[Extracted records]
# # # # # # #

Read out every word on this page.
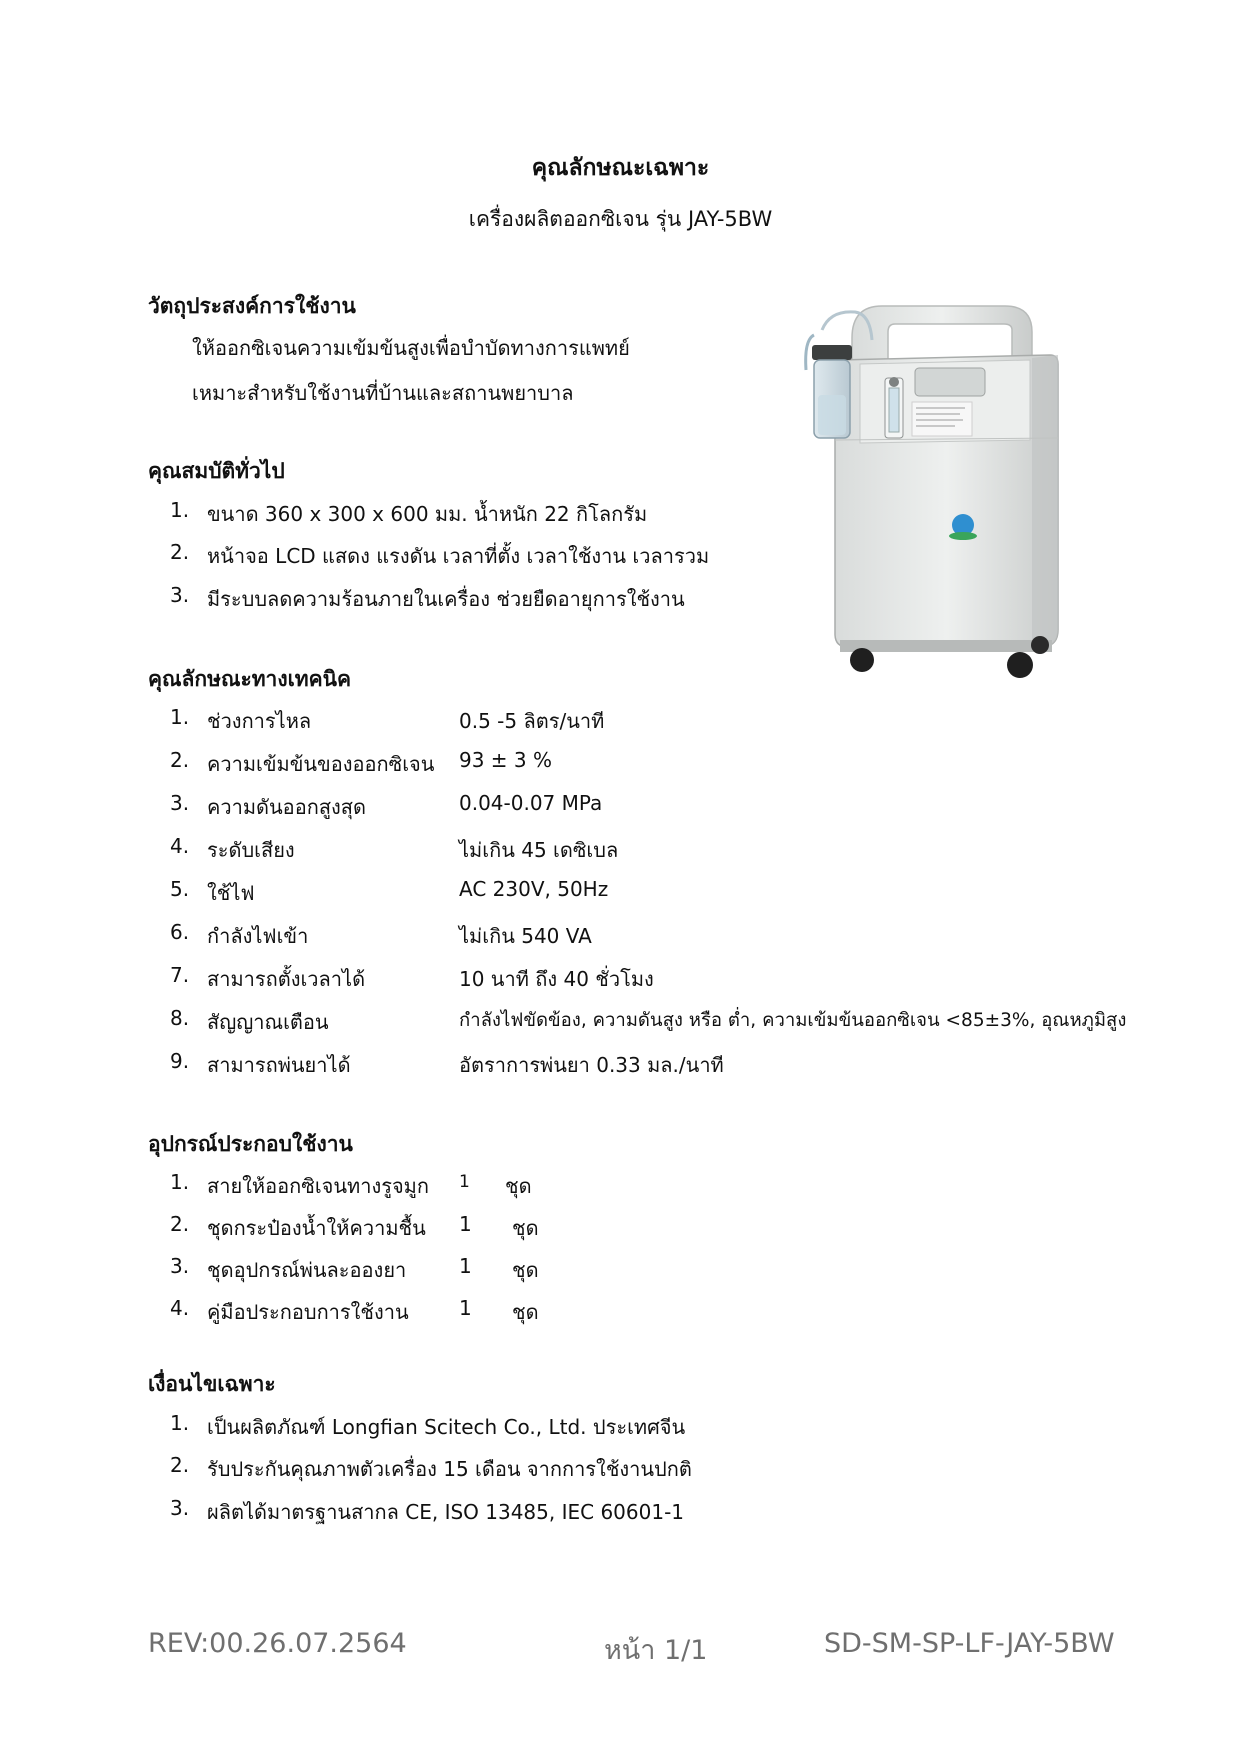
คุณลักษณะเฉพาะ
เครื่องผลิตออกซิเจน รุ่น JAY-5BW
วัตถุประสงค์การใช้งาน
ให้ออกซิเจนความเข้มข้นสูงเพื่อบำบัดทางการแพทย์
เหมาะสำหรับใช้งานที่บ้านและสถานพยาบาล
คุณสมบัติทั่วไป
1. ขนาด 360 x 300 x 600 มม. น้ำหนัก 22 กิโลกรัม
2. หน้าจอ LCD แสดง แรงดัน เวลาที่ตั้ง เวลาใช้งาน เวลารวม
3. มีระบบลดความร้อนภายในเครื่อง ช่วยยืดอายุการใช้งาน
คุณลักษณะทางเทคนิค
1. ช่วงการไหล	0.5 -5 ลิตร/นาที
2. ความเข้มข้นของออกซิเจน 93 ± 3 %
3. ความดันออกสูงสุด	0.04-0.07 MPa
4. ระดับเสียง	ไม่เกิน 45 เดซิเบล
5. ใช้ไฟ	AC 230V, 50Hz
6. กำลังไฟเข้า	ไม่เกิน 540 VA
7. สามารถตั้งเวลาได้	10 นาที ถึง 40 ชั่วโมง
8. สัญญาณเตือน	กำลังไฟขัดข้อง, ความดันสูง หรือ ต่ำ, ความเข้มข้นออกซิเจน <85±3%, อุณหภูมิสูง
9. สามารถพ่นยาได้	อัตราการพ่นยา 0.33 มล./นาที
อุปกรณ์ประกอบใช้งาน
1. สายให้ออกซิเจนทางรูจมูก 1 ชุด
2. ชุดกระป๋องน้ำให้ความชื้น 1 ชุด
3. ชุดอุปกรณ์พ่นละอองยา	1 ชุด
4. คู่มือประกอบการใช้งาน	1 ชุด
เงื่อนไขเฉพาะ
1. เป็นผลิตภัณฑ์ Longfian Scitech Co., Ltd. ประเทศจีน
2. รับประกันคุณภาพตัวเครื่อง 15 เดือน จากการใช้งานปกติ
3. ผลิตได้มาตรฐานสากล CE, ISO 13485, IEC 60601-1
REV:00.26.07.2564	หน้า 1/1	SD-SM-SP-LF-JAY-5BW
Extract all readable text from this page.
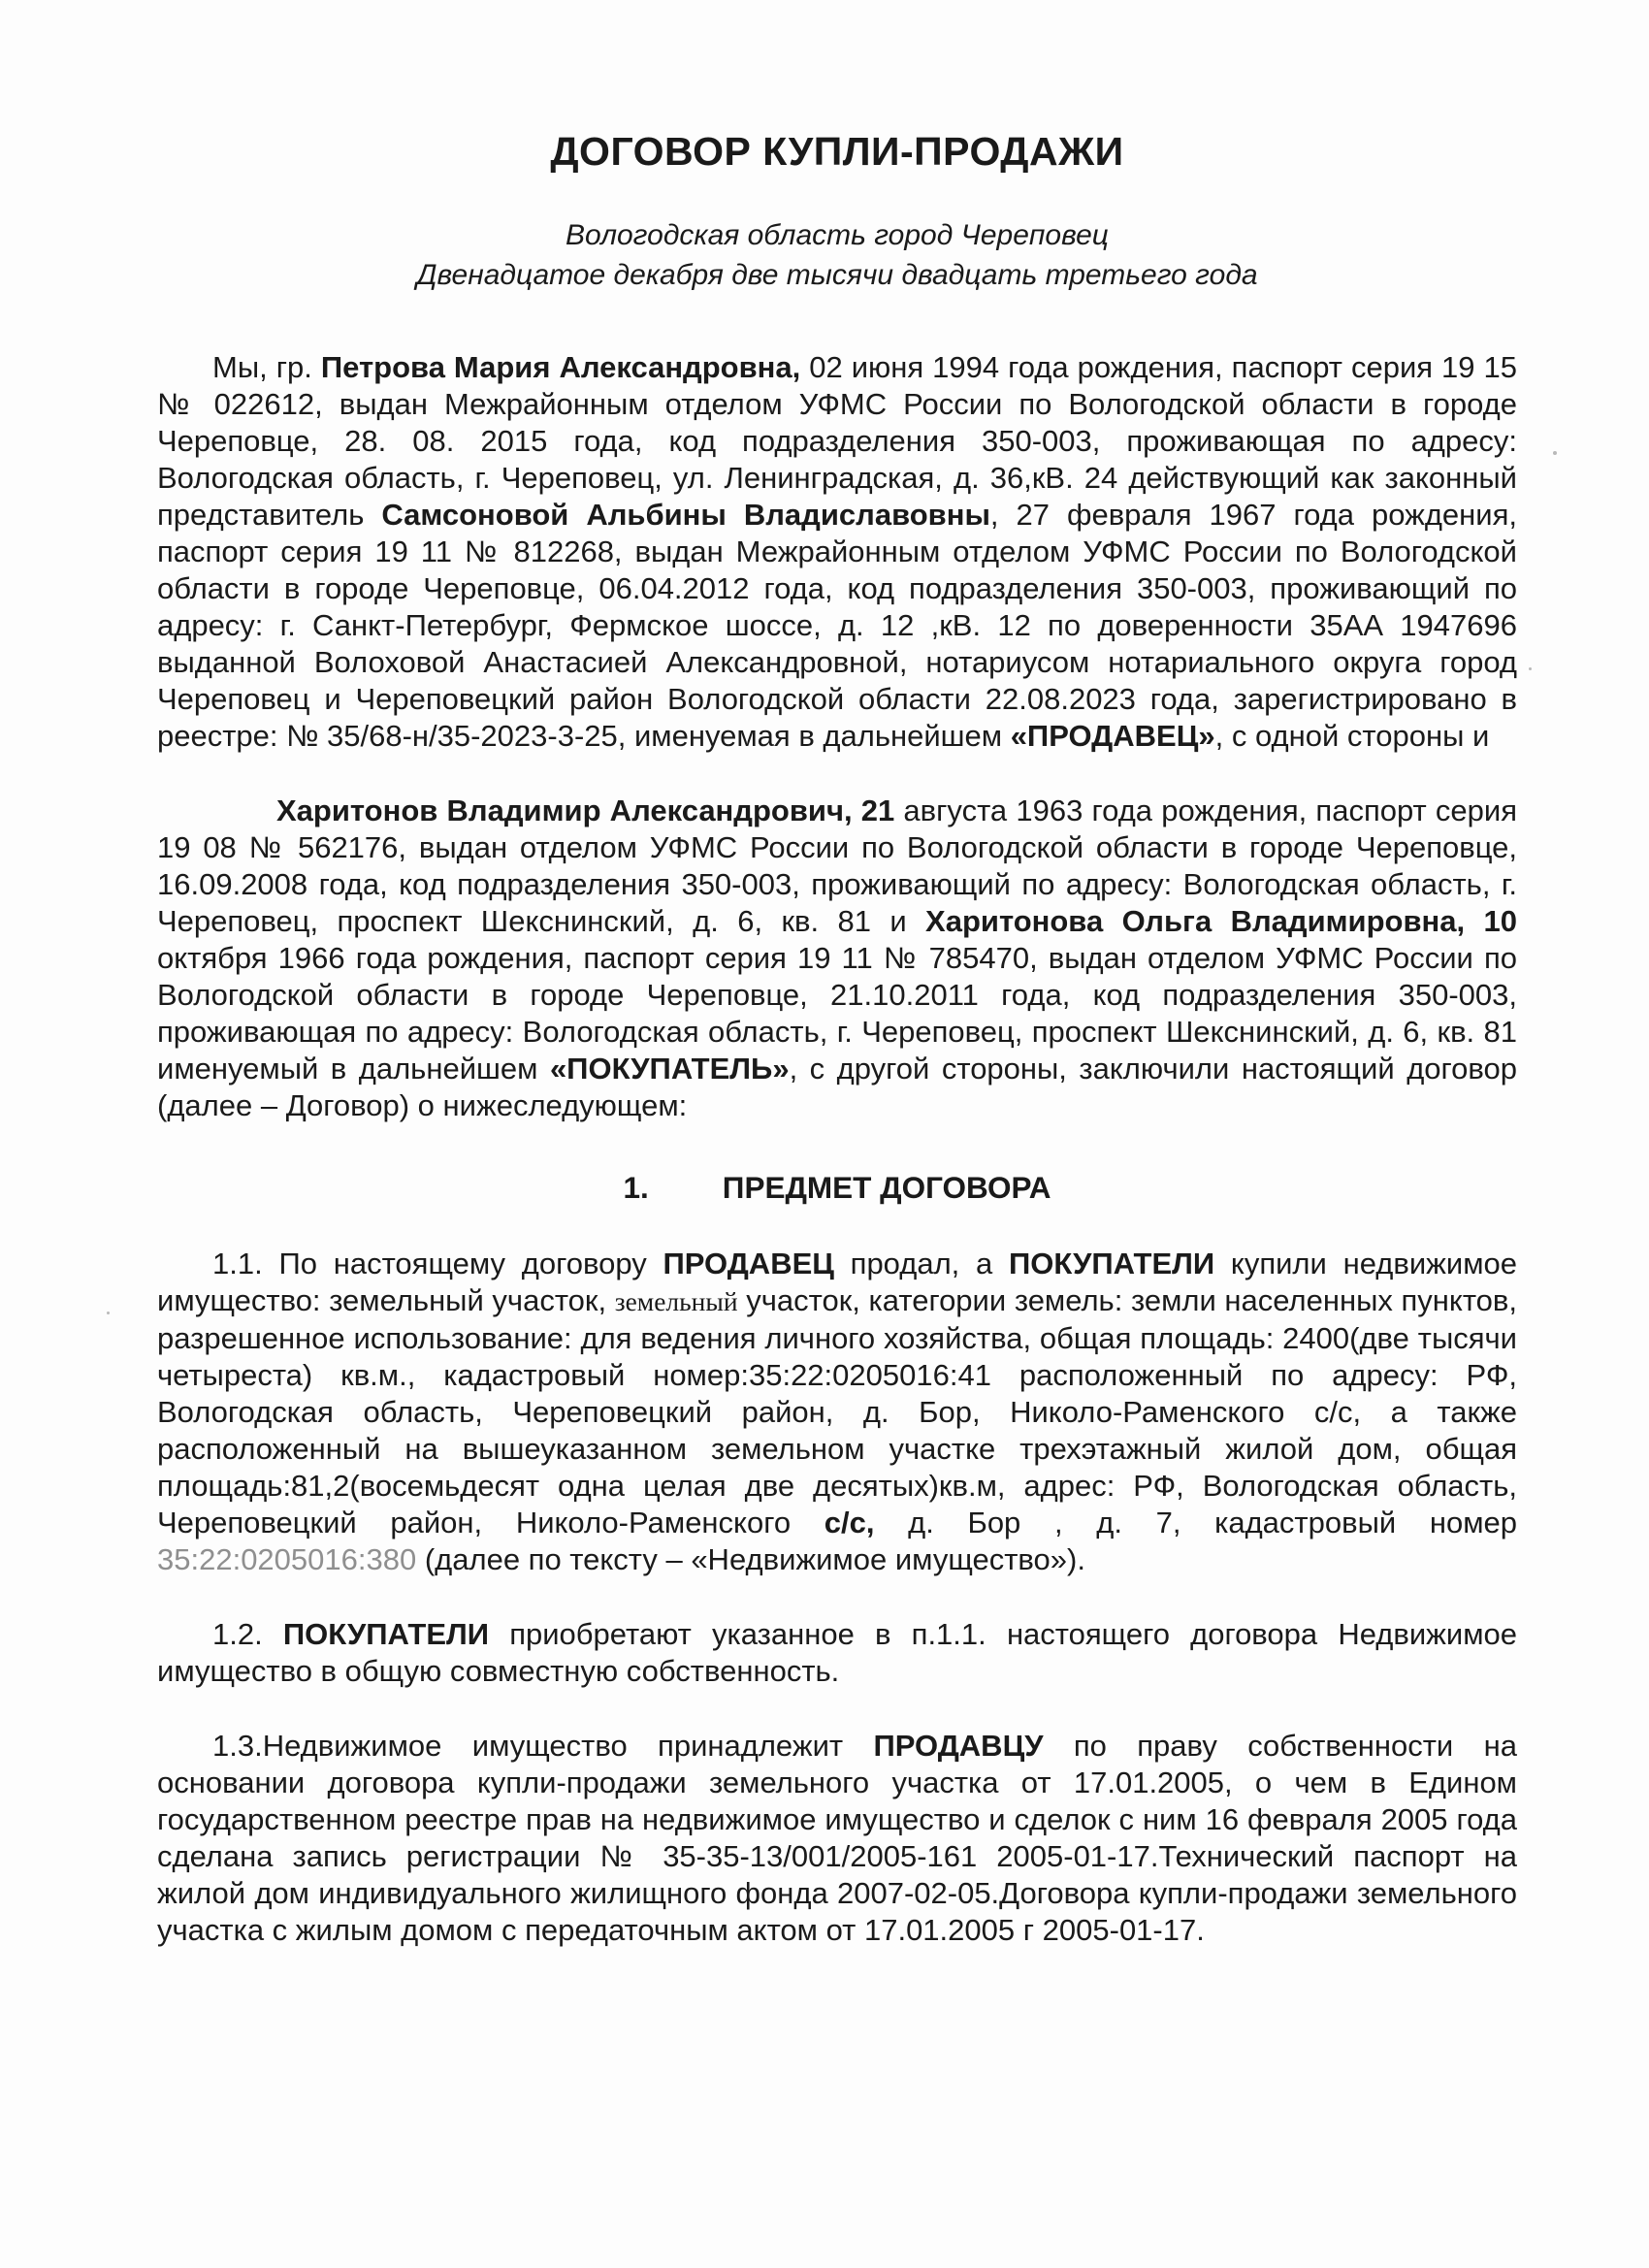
ДОГОВОР КУПЛИ-ПРОДАЖИ
Вологодская область город Череповец
Двенадцатое декабря две тысячи двадцать третьего года

Мы, гр. Петрова Мария Александровна, 02 июня 1994 года рождения, паспорт серия 19 15 № 022612, выдан Межрайонным отделом УФМС России по Вологодской области в городе Череповце, 28. 08. 2015 года, код подразделения 350-003, проживающая по адресу: Вологодская область, г. Череповец, ул. Ленинградская, д. 36,кВ. 24 действующий как законный представитель Самсоновой Альбины Владиславовны, 27 февраля 1967 года рождения, паспорт серия 19 11 № 812268, выдан Межрайонным отделом УФМС России по Вологодской области в городе Череповце, 06.04.2012 года, код подразделения 350-003, проживающий по адресу: г. Санкт-Петербург, Фермское шоссе, д. 12 ,кВ. 12 по доверенности 35АА 1947696 выданной Волоховой Анастасией Александровной, нотариусом нотариального округа город Череповец и Череповецкий район Вологодской области 22.08.2023 года, зарегистрировано в реестре: № 35/68-н/35-2023-3-25, именуемая в дальнейшем «ПРОДАВЕЦ», с одной стороны и

Харитонов Владимир Александрович, 21 августа 1963 года рождения, паспорт серия 19 08 № 562176, выдан отделом УФМС России по Вологодской области в городе Череповце, 16.09.2008 года, код подразделения 350-003, проживающий по адресу: Вологодская область, г. Череповец, проспект Шекснинский, д. 6, кв. 81 и Харитонова Ольга Владимировна, 10 октября 1966 года рождения, паспорт серия 19 11 № 785470, выдан отделом УФМС России по Вологодской области в городе Череповце, 21.10.2011 года, код подразделения 350-003, проживающая по адресу: Вологодская область, г. Череповец, проспект Шекснинский, д. 6, кв. 81 именуемый в дальнейшем «ПОКУПАТЕЛЬ», с другой стороны, заключили настоящий договор (далее – Договор) о нижеследующем:

1. ПРЕДМЕТ ДОГОВОРА

1.1. По настоящему договору ПРОДАВЕЦ продал, а ПОКУПАТЕЛИ купили недвижимое имущество: земельный участок, земельный участок, категории земель: земли населенных пунктов, разрешенное использование: для ведения личного хозяйства, общая площадь: 2400(две тысячи четыреста) кв.м., кадастровый номер:35:22:0205016:41 расположенный по адресу: РФ, Вологодская область, Череповецкий район, д. Бор, Николо-Раменского с/с, а также расположенный на вышеуказанном земельном участке трехэтажный жилой дом, общая площадь:81,2(восемьдесят одна целая две десятых)кв.м, адрес: РФ, Вологодская область, Череповецкий район, Николо-Раменского с/с, д. Бор , д. 7, кадастровый номер 35:22:0205016:380 (далее по тексту – «Недвижимое имущество»).

1.2. ПОКУПАТЕЛИ приобретают указанное в п.1.1. настоящего договора Недвижимое имущество в общую совместную собственность.

1.3.Недвижимое имущество принадлежит ПРОДАВЦУ по праву собственности на основании договора купли-продажи земельного участка от 17.01.2005, о чем в Едином государственном реестре прав на недвижимое имущество и сделок с ним 16 февраля 2005 года сделана запись регистрации № 35-35-13/001/2005-161 2005-01-17.Технический паспорт на жилой дом индивидуального жилищного фонда 2007-02-05.Договора купли-продажи земельного участка с жилым домом с передаточным актом от 17.01.2005 г 2005-01-17.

# # # # # # #

Scan the material above. Extract every line in which the word "ความด" occurs.

3. ความดันออกสูงสุด	0.04-0.07 MPa
8. สัญญาณเตือน	กำลังไฟขัดข้อง, ความดันสูง หรือ ต่ำ, ความเข้มข้นออกซิเจน <85±3%, อุณหภูมิสูง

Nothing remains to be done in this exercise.